● Exercise task: Print all entries word for word.

● Given information:
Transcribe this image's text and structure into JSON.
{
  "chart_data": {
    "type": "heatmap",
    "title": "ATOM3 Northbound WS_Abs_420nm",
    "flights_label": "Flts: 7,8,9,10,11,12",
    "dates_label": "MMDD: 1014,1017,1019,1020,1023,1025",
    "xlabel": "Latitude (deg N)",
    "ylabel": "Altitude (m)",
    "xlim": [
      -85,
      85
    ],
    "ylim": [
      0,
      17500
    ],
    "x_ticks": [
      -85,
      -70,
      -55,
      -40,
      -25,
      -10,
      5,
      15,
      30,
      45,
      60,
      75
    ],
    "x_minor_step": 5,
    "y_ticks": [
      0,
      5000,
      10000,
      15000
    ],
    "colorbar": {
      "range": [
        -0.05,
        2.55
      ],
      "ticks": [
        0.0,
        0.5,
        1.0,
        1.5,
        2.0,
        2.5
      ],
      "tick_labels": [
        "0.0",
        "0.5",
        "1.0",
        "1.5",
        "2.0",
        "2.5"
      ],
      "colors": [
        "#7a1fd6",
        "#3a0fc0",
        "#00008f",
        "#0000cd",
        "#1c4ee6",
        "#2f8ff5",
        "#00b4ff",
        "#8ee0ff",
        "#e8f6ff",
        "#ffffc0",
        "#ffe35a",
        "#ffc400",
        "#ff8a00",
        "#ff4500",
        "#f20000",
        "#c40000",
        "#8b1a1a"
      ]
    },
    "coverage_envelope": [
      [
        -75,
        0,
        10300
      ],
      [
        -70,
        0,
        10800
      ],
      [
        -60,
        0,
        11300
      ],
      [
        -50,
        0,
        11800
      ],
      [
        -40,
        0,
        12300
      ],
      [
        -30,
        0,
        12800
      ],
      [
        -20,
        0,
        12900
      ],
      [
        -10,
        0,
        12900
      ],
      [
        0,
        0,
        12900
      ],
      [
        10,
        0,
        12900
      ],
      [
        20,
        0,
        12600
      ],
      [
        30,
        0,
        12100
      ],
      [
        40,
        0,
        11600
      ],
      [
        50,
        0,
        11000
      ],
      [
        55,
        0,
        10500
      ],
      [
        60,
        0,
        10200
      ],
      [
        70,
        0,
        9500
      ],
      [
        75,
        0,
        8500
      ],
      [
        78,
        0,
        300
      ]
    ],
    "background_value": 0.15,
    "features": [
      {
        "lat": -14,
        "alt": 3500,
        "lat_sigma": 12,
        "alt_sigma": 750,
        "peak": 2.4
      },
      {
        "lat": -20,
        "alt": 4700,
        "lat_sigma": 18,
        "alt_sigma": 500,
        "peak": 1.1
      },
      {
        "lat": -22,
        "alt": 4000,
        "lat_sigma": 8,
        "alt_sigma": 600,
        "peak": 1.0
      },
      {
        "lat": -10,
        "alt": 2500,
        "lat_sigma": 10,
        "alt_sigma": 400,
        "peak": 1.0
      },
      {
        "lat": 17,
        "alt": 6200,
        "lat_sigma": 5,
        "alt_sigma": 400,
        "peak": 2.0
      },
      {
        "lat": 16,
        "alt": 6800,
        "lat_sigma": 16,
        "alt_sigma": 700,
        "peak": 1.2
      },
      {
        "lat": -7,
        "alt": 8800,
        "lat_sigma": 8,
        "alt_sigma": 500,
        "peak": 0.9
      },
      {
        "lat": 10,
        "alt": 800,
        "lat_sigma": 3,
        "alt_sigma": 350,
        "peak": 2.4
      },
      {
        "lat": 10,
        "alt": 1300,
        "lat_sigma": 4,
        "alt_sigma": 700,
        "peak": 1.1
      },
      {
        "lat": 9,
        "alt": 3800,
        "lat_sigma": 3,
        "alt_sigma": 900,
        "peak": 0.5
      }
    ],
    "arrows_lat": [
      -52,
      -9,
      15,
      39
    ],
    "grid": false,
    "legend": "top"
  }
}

● Right answer:
Transcribe this image's text and structure into JSON.
{
  "chart_data": {
    "type": "heatmap",
    "title": "ATOM3 Northbound WS_Abs_420nm",
    "flights_label": "Flts: 7,8,9,10,11,12",
    "dates_label": "MMDD: 1014,1017,1019,1020,1023,1025",
    "xlabel": "Latitude (deg N)",
    "ylabel": "Altitude (m)",
    "xlim": [
      -85,
      85
    ],
    "ylim": [
      0,
      17500
    ],
    "x_ticks": [
      -85,
      -70,
      -55,
      -40,
      -25,
      -10,
      5,
      15,
      30,
      45,
      60,
      75
    ],
    "x_minor_step": 5,
    "y_ticks": [
      0,
      5000,
      10000,
      15000
    ],
    "colorbar": {
      "range": [
        -0.05,
        2.55
      ],
      "ticks": [
        0.0,
        0.5,
        1.0,
        1.5,
        2.0,
        2.5
      ],
      "tick_labels": [
        "0.0",
        "0.5",
        "1.0",
        "1.5",
        "2.0",
        "2.5"
      ],
      "colors": [
        "#7a1fd6",
        "#3a0fc0",
        "#00008f",
        "#0000cd",
        "#1c4ee6",
        "#2f8ff5",
        "#00b4ff",
        "#8ee0ff",
        "#e8f6ff",
        "#ffffc0",
        "#ffe35a",
        "#ffc400",
        "#ff8a00",
        "#ff4500",
        "#f20000",
        "#c40000",
        "#8b1a1a"
      ]
    },
    "coverage_envelope": [
      [
        -75,
        0,
        10300
      ],
      [
        -70,
        0,
        10800
      ],
      [
        -60,
        0,
        11300
      ],
      [
        -50,
        0,
        11800
      ],
      [
        -40,
        0,
        12300
      ],
      [
        -30,
        0,
        12800
      ],
      [
        -20,
        0,
        12900
      ],
      [
        -10,
        0,
        12900
      ],
      [
        0,
        0,
        12900
      ],
      [
        10,
        0,
        12900
      ],
      [
        20,
        0,
        12600
      ],
      [
        30,
        0,
        12100
      ],
      [
        40,
        0,
        11600
      ],
      [
        50,
        0,
        11000
      ],
      [
        55,
        0,
        10500
      ],
      [
        60,
        0,
        10200
      ],
      [
        70,
        0,
        9500
      ],
      [
        75,
        0,
        8500
      ],
      [
        78,
        0,
        300
      ]
    ],
    "background_value": 0.15,
    "features": [
      {
        "lat": -14,
        "alt": 3500,
        "lat_sigma": 12,
        "alt_sigma": 750,
        "peak": 2.4
      },
      {
        "lat": -20,
        "alt": 4700,
        "lat_sigma": 18,
        "alt_sigma": 500,
        "peak": 1.1
      },
      {
        "lat": -22,
        "alt": 4000,
        "lat_sigma": 8,
        "alt_sigma": 600,
        "peak": 1.0
      },
      {
        "lat": -10,
        "alt": 2500,
        "lat_sigma": 10,
        "alt_sigma": 400,
        "peak": 1.0
      },
      {
        "lat": 17,
        "alt": 6200,
        "lat_sigma": 5,
        "alt_sigma": 400,
        "peak": 2.0
      },
      {
        "lat": 16,
        "alt": 6800,
        "lat_sigma": 16,
        "alt_sigma": 700,
        "peak": 1.2
      },
      {
        "lat": -7,
        "alt": 8800,
        "lat_sigma": 8,
        "alt_sigma": 500,
        "peak": 0.9
      },
      {
        "lat": 10,
        "alt": 800,
        "lat_sigma": 3,
        "alt_sigma": 350,
        "peak": 2.4
      },
      {
        "lat": 10,
        "alt": 1300,
        "lat_sigma": 4,
        "alt_sigma": 700,
        "peak": 1.1
      },
      {
        "lat": 9,
        "alt": 3800,
        "lat_sigma": 3,
        "alt_sigma": 900,
        "peak": 0.5
      }
    ],
    "arrows_lat": [
      -52,
      -9,
      15,
      39
    ],
    "grid": false,
    "legend": "top"
  }
}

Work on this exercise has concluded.